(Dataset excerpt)
____
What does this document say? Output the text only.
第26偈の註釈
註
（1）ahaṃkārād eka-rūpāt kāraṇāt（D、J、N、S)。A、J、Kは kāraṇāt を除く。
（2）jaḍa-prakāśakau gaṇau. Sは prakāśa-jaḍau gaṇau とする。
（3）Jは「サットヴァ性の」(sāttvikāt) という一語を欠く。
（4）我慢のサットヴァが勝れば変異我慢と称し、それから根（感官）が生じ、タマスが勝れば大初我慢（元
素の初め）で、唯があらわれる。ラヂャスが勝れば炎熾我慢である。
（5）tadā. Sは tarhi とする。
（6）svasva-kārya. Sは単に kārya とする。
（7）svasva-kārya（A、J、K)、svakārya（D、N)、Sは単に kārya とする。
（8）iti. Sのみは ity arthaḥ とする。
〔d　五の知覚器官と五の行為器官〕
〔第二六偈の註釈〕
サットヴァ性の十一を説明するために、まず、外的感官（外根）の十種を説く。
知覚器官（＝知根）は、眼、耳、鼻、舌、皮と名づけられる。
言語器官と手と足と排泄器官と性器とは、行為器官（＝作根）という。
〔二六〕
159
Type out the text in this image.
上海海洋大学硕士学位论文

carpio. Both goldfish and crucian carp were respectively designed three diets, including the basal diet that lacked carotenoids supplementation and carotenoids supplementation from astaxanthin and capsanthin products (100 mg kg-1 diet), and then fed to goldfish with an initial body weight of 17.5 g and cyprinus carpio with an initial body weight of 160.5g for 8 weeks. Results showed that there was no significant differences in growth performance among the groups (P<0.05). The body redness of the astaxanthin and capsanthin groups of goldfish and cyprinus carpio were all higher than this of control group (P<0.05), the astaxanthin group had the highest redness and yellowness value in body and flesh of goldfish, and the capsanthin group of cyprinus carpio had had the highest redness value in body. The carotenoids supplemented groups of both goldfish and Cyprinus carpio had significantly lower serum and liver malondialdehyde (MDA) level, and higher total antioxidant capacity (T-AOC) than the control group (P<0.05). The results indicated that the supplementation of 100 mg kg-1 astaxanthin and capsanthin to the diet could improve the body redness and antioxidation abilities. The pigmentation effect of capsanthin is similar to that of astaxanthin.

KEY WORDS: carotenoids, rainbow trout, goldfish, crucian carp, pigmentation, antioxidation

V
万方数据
____
Your goal: Copy the material above back out, exactly as written.

Exercise response:
What does this document say? Output the text only.
第26偈の註釈
註
（1）ahaṃkārād eka-rūpāt kāraṇāt（D、J、N、S)。A、J、Kは kāraṇāt を除く。
（2）jaḍa-prakāśakau gaṇau. Sは prakāśa-jaḍau gaṇau とする。
（3）Jは「サットヴァ性の」(sāttvikāt) という一語を欠く。
（4）我慢のサットヴァが勝れば変異我慢と称し、それから根（感官）が生じ、タマスが勝れば大初我慢（元
素の初め）で、唯があらわれる。ラヂャスが勝れば炎熾我慢である。
（5）tadā. Sは tarhi とする。
（6）svasva-kārya. Sは単に kārya とする。
（7）svasva-kārya（A、J、K)、svakārya（D、N)、Sは単に kārya とする。
（8）iti. Sのみは ity arthaḥ とする。
〔d　五の知覚器官と五の行為器官〕
〔第二六偈の註釈〕
サットヴァ性の十一を説明するために、まず、外的感官（外根）の十種を説く。
知覚器官（＝知根）は、眼、耳、鼻、舌、皮と名づけられる。
言語器官と手と足と排泄器官と性器とは、行為器官（＝作根）という。
〔二六〕
159
Type out the text in this image.
上海海洋大学硕士学位论文

carpio. Both goldfish and crucian carp were respectively designed three diets, including the basal diet that lacked carotenoids supplementation and carotenoids supplementation from astaxanthin and capsanthin products (100 mg kg-1 diet), and then fed to goldfish with an initial body weight of 17.5 g and cyprinus carpio with an initial body weight of 160.5g for 8 weeks. Results showed that there was no significant differences in growth performance among the groups (P<0.05). The body redness of the astaxanthin and capsanthin groups of goldfish and cyprinus carpio were all higher than this of control group (P<0.05), the astaxanthin group had the highest redness and yellowness value in body and flesh of goldfish, and the capsanthin group of cyprinus carpio had had the highest redness value in body. The carotenoids supplemented groups of both goldfish and Cyprinus carpio had significantly lower serum and liver malondialdehyde (MDA) level, and higher total antioxidant capacity (T-AOC) than the control group (P<0.05). The results indicated that the supplementation of 100 mg kg-1 astaxanthin and capsanthin to the diet could improve the body redness and antioxidation abilities. The pigmentation effect of capsanthin is similar to that of astaxanthin.

KEY WORDS: carotenoids, rainbow trout, goldfish, crucian carp, pigmentation, antioxidation

V
万方数据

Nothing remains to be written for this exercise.